ENTRIES:
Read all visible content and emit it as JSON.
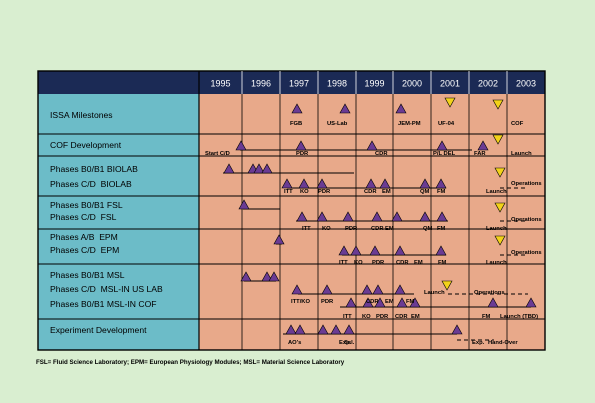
{
  "years": [
    "1995",
    "1996",
    "1997",
    "1998",
    "1999",
    "2000",
    "2001",
    "2002",
    "2003"
  ],
  "rows": [
    {
      "lines": [
        "ISSA Milestones"
      ]
    },
    {
      "lines": [
        "COF Development"
      ]
    },
    {
      "lines": [
        "Phases B0/B1 BIOLAB",
        "Phases C/D  BIOLAB"
      ]
    },
    {
      "lines": [
        "Phases B0/B1 FSL",
        "Phases C/D  FSL"
      ]
    },
    {
      "lines": [
        "Phases A/B  EPM",
        "Phases C/D  EPM"
      ]
    },
    {
      "lines": [
        "Phases B0/B1 MSL",
        "Phases C/D  MSL-IN US LAB",
        "Phases B0/B1 MSL-IN COF"
      ]
    },
    {
      "lines": [
        "Experiment Development"
      ]
    }
  ],
  "milestone_labels": {
    "issa": [
      "FGB",
      "US-Lab",
      "JEM-PM",
      "UF-04",
      "COF"
    ],
    "cof": [
      "Start C/D",
      "PDR",
      "CDR",
      "P/L DEL",
      "FAR",
      "Launch"
    ],
    "biolab": [
      "ITT",
      "KO",
      "PDR",
      "CDR",
      "EM",
      "QM",
      "FM",
      "Launch",
      "Operations"
    ],
    "fsl": [
      "ITT",
      "KO",
      "PDR",
      "CDR",
      "EM",
      "QM",
      "FM",
      "Launch",
      "Operations"
    ],
    "epm": [
      "ITT",
      "KO",
      "PDR",
      "CDR",
      "EM",
      "FM",
      "Launch",
      "Operations"
    ],
    "msl": [
      "ITT/KO",
      "PDR",
      "CDR",
      "EM",
      "FM",
      "Launch",
      "Operations",
      "ITT",
      "KO",
      "PDR",
      "CDR",
      "EM",
      "FM",
      "Launch (TBD)"
    ],
    "exp": [
      "AO's",
      "Sel.",
      "Exp.",
      "Sel.",
      "Exp.",
      "Hand-Over"
    ]
  },
  "footnote": "FSL= Fluid Science Laboratory; EPM= European Physiology Modules; MSL= Material Science Laboratory",
  "colors": {
    "background": "#d9eed0",
    "left_panel": "#6cbcc8",
    "grid_area": "#e8a98a",
    "header": "#1b2a55",
    "completed_marker": "#6a3b93",
    "planned_marker": "#f2d21a"
  }
}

TASK BRIEF: Pick out the lines that contain "Development" and copy them.

ANSWER TO THE PROBLEM:
        "COF Development"
        "Experiment Development"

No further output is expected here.